§ **Exercise requirements**
Pull each line containing "label" out of the data and copy it.

Data entries:

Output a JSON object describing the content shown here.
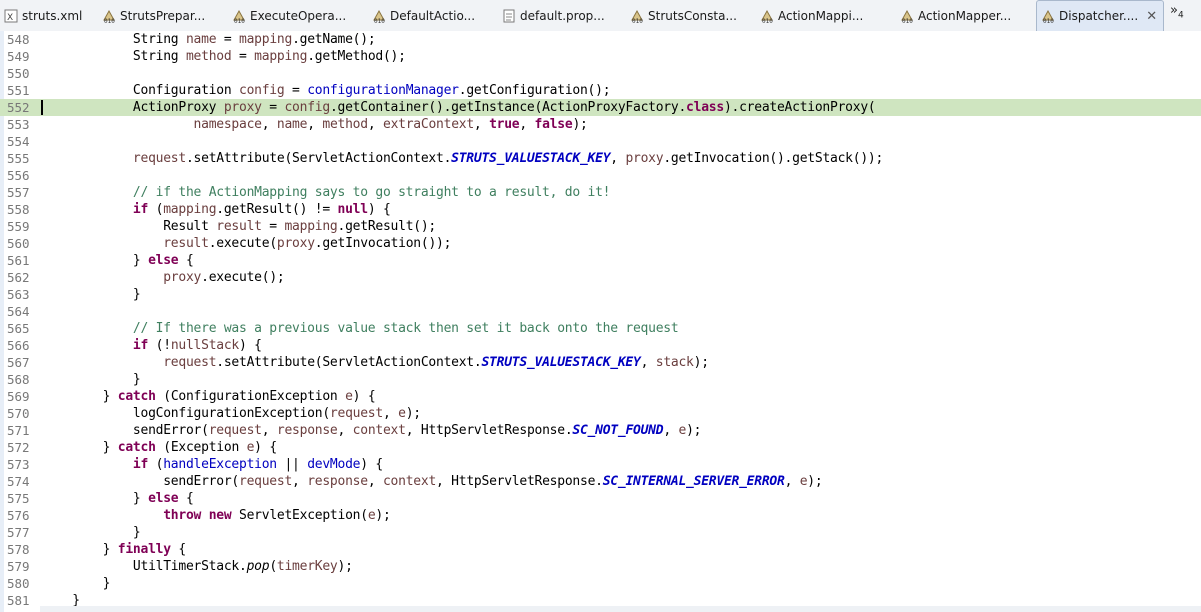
{
  "tabs": [
    {
      "label": "struts.xml",
      "icon": "xml-file-icon",
      "active": false
    },
    {
      "label": "StrutsPrepar...",
      "icon": "class-file-icon",
      "active": false
    },
    {
      "label": "ExecuteOpera...",
      "icon": "class-file-icon",
      "active": false
    },
    {
      "label": "DefaultActio...",
      "icon": "class-file-icon",
      "active": false
    },
    {
      "label": "default.prop...",
      "icon": "properties-file-icon",
      "active": false
    },
    {
      "label": "StrutsConsta...",
      "icon": "class-file-icon",
      "active": false
    },
    {
      "label": "ActionMappi...",
      "icon": "class-file-icon",
      "active": false
    },
    {
      "label": "ActionMapper...",
      "icon": "class-file-icon",
      "active": false
    },
    {
      "label": "Dispatcher....",
      "icon": "class-file-icon",
      "active": true,
      "close": "✕"
    }
  ],
  "overflow": {
    "symbol": "»",
    "count": "4"
  },
  "colors": {
    "keyword": "#7f0055",
    "field": "#0000c0",
    "comment": "#3f7f5f",
    "highlight": "#cfe5c0"
  },
  "editor": {
    "highlighted_line": "552",
    "lines": [
      {
        "n": "548",
        "t": [
          [
            "",
            "            String "
          ],
          [
            "loc",
            "name"
          ],
          [
            "",
            " = "
          ],
          [
            "loc",
            "mapping"
          ],
          [
            "",
            ".getName();"
          ]
        ]
      },
      {
        "n": "549",
        "t": [
          [
            "",
            "            String "
          ],
          [
            "loc",
            "method"
          ],
          [
            "",
            " = "
          ],
          [
            "loc",
            "mapping"
          ],
          [
            "",
            ".getMethod();"
          ]
        ]
      },
      {
        "n": "550",
        "t": []
      },
      {
        "n": "551",
        "t": [
          [
            "",
            "            Configuration "
          ],
          [
            "loc",
            "config"
          ],
          [
            "",
            " = "
          ],
          [
            "fld",
            "configurationManager"
          ],
          [
            "",
            ".getConfiguration();"
          ]
        ]
      },
      {
        "n": "552",
        "t": [
          [
            "",
            "            ActionProxy "
          ],
          [
            "loc",
            "proxy"
          ],
          [
            "",
            " = "
          ],
          [
            "loc",
            "config"
          ],
          [
            "",
            ".getContainer().getInstance(ActionProxyFactory."
          ],
          [
            "kw",
            "class"
          ],
          [
            "",
            ").createActionProxy("
          ]
        ]
      },
      {
        "n": "553",
        "t": [
          [
            "",
            "                    "
          ],
          [
            "loc",
            "namespace"
          ],
          [
            "",
            ", "
          ],
          [
            "loc",
            "name"
          ],
          [
            "",
            ", "
          ],
          [
            "loc",
            "method"
          ],
          [
            "",
            ", "
          ],
          [
            "loc",
            "extraContext"
          ],
          [
            "",
            ", "
          ],
          [
            "kw",
            "true"
          ],
          [
            "",
            ", "
          ],
          [
            "kw",
            "false"
          ],
          [
            "",
            ");"
          ]
        ]
      },
      {
        "n": "554",
        "t": []
      },
      {
        "n": "555",
        "t": [
          [
            "",
            "            "
          ],
          [
            "loc",
            "request"
          ],
          [
            "",
            ".setAttribute(ServletActionContext."
          ],
          [
            "sfld",
            "STRUTS_VALUESTACK_KEY"
          ],
          [
            "",
            ", "
          ],
          [
            "loc",
            "proxy"
          ],
          [
            "",
            ".getInvocation().getStack());"
          ]
        ]
      },
      {
        "n": "556",
        "t": []
      },
      {
        "n": "557",
        "t": [
          [
            "",
            "            "
          ],
          [
            "cm",
            "// if the ActionMapping says to go straight to a result, do it!"
          ]
        ]
      },
      {
        "n": "558",
        "t": [
          [
            "",
            "            "
          ],
          [
            "kw",
            "if"
          ],
          [
            "",
            " ("
          ],
          [
            "loc",
            "mapping"
          ],
          [
            "",
            ".getResult() != "
          ],
          [
            "kw",
            "null"
          ],
          [
            "",
            ") {"
          ]
        ]
      },
      {
        "n": "559",
        "t": [
          [
            "",
            "                Result "
          ],
          [
            "loc",
            "result"
          ],
          [
            "",
            " = "
          ],
          [
            "loc",
            "mapping"
          ],
          [
            "",
            ".getResult();"
          ]
        ]
      },
      {
        "n": "560",
        "t": [
          [
            "",
            "                "
          ],
          [
            "loc",
            "result"
          ],
          [
            "",
            ".execute("
          ],
          [
            "loc",
            "proxy"
          ],
          [
            "",
            ".getInvocation());"
          ]
        ]
      },
      {
        "n": "561",
        "t": [
          [
            "",
            "            } "
          ],
          [
            "kw",
            "else"
          ],
          [
            "",
            " {"
          ]
        ]
      },
      {
        "n": "562",
        "t": [
          [
            "",
            "                "
          ],
          [
            "loc",
            "proxy"
          ],
          [
            "",
            ".execute();"
          ]
        ]
      },
      {
        "n": "563",
        "t": [
          [
            "",
            "            }"
          ]
        ]
      },
      {
        "n": "564",
        "t": []
      },
      {
        "n": "565",
        "t": [
          [
            "",
            "            "
          ],
          [
            "cm",
            "// If there was a previous value stack then set it back onto the request"
          ]
        ]
      },
      {
        "n": "566",
        "t": [
          [
            "",
            "            "
          ],
          [
            "kw",
            "if"
          ],
          [
            "",
            " (!"
          ],
          [
            "loc",
            "nullStack"
          ],
          [
            "",
            ") {"
          ]
        ]
      },
      {
        "n": "567",
        "t": [
          [
            "",
            "                "
          ],
          [
            "loc",
            "request"
          ],
          [
            "",
            ".setAttribute(ServletActionContext."
          ],
          [
            "sfld",
            "STRUTS_VALUESTACK_KEY"
          ],
          [
            "",
            ", "
          ],
          [
            "loc",
            "stack"
          ],
          [
            "",
            ");"
          ]
        ]
      },
      {
        "n": "568",
        "t": [
          [
            "",
            "            }"
          ]
        ]
      },
      {
        "n": "569",
        "t": [
          [
            "",
            "        } "
          ],
          [
            "kw",
            "catch"
          ],
          [
            "",
            " (ConfigurationException "
          ],
          [
            "loc",
            "e"
          ],
          [
            "",
            ") {"
          ]
        ]
      },
      {
        "n": "570",
        "t": [
          [
            "",
            "            logConfigurationException("
          ],
          [
            "loc",
            "request"
          ],
          [
            "",
            ", "
          ],
          [
            "loc",
            "e"
          ],
          [
            "",
            ");"
          ]
        ]
      },
      {
        "n": "571",
        "t": [
          [
            "",
            "            sendError("
          ],
          [
            "loc",
            "request"
          ],
          [
            "",
            ", "
          ],
          [
            "loc",
            "response"
          ],
          [
            "",
            ", "
          ],
          [
            "loc",
            "context"
          ],
          [
            "",
            ", HttpServletResponse."
          ],
          [
            "sfld",
            "SC_NOT_FOUND"
          ],
          [
            "",
            ", "
          ],
          [
            "loc",
            "e"
          ],
          [
            "",
            ");"
          ]
        ]
      },
      {
        "n": "572",
        "t": [
          [
            "",
            "        } "
          ],
          [
            "kw",
            "catch"
          ],
          [
            "",
            " (Exception "
          ],
          [
            "loc",
            "e"
          ],
          [
            "",
            ") {"
          ]
        ]
      },
      {
        "n": "573",
        "t": [
          [
            "",
            "            "
          ],
          [
            "kw",
            "if"
          ],
          [
            "",
            " ("
          ],
          [
            "fld",
            "handleException"
          ],
          [
            "",
            " || "
          ],
          [
            "fld",
            "devMode"
          ],
          [
            "",
            ") {"
          ]
        ]
      },
      {
        "n": "574",
        "t": [
          [
            "",
            "                sendError("
          ],
          [
            "loc",
            "request"
          ],
          [
            "",
            ", "
          ],
          [
            "loc",
            "response"
          ],
          [
            "",
            ", "
          ],
          [
            "loc",
            "context"
          ],
          [
            "",
            ", HttpServletResponse."
          ],
          [
            "sfld",
            "SC_INTERNAL_SERVER_ERROR"
          ],
          [
            "",
            ", "
          ],
          [
            "loc",
            "e"
          ],
          [
            "",
            ");"
          ]
        ]
      },
      {
        "n": "575",
        "t": [
          [
            "",
            "            } "
          ],
          [
            "kw",
            "else"
          ],
          [
            "",
            " {"
          ]
        ]
      },
      {
        "n": "576",
        "t": [
          [
            "",
            "                "
          ],
          [
            "kw",
            "throw"
          ],
          [
            "",
            " "
          ],
          [
            "kw",
            "new"
          ],
          [
            "",
            " ServletException("
          ],
          [
            "loc",
            "e"
          ],
          [
            "",
            ");"
          ]
        ]
      },
      {
        "n": "577",
        "t": [
          [
            "",
            "            }"
          ]
        ]
      },
      {
        "n": "578",
        "t": [
          [
            "",
            "        } "
          ],
          [
            "kw",
            "finally"
          ],
          [
            "",
            " {"
          ]
        ]
      },
      {
        "n": "579",
        "t": [
          [
            "",
            "            UtilTimerStack."
          ],
          [
            "it",
            "pop"
          ],
          [
            "",
            "("
          ],
          [
            "loc",
            "timerKey"
          ],
          [
            "",
            ");"
          ]
        ]
      },
      {
        "n": "580",
        "t": [
          [
            "",
            "        }"
          ]
        ]
      },
      {
        "n": "581",
        "t": [
          [
            "",
            "    }"
          ]
        ]
      }
    ]
  }
}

§ **Exercise output**
      "label": "struts.xml",
      "label": "StrutsPrepar...",
      "label": "ExecuteOpera...",
      "label": "DefaultActio...",
      "label": "default.prop...",
      "label": "StrutsConsta...",
      "label": "ActionMappi...",
      "label": "ActionMapper...",
      "label": "Dispatcher....",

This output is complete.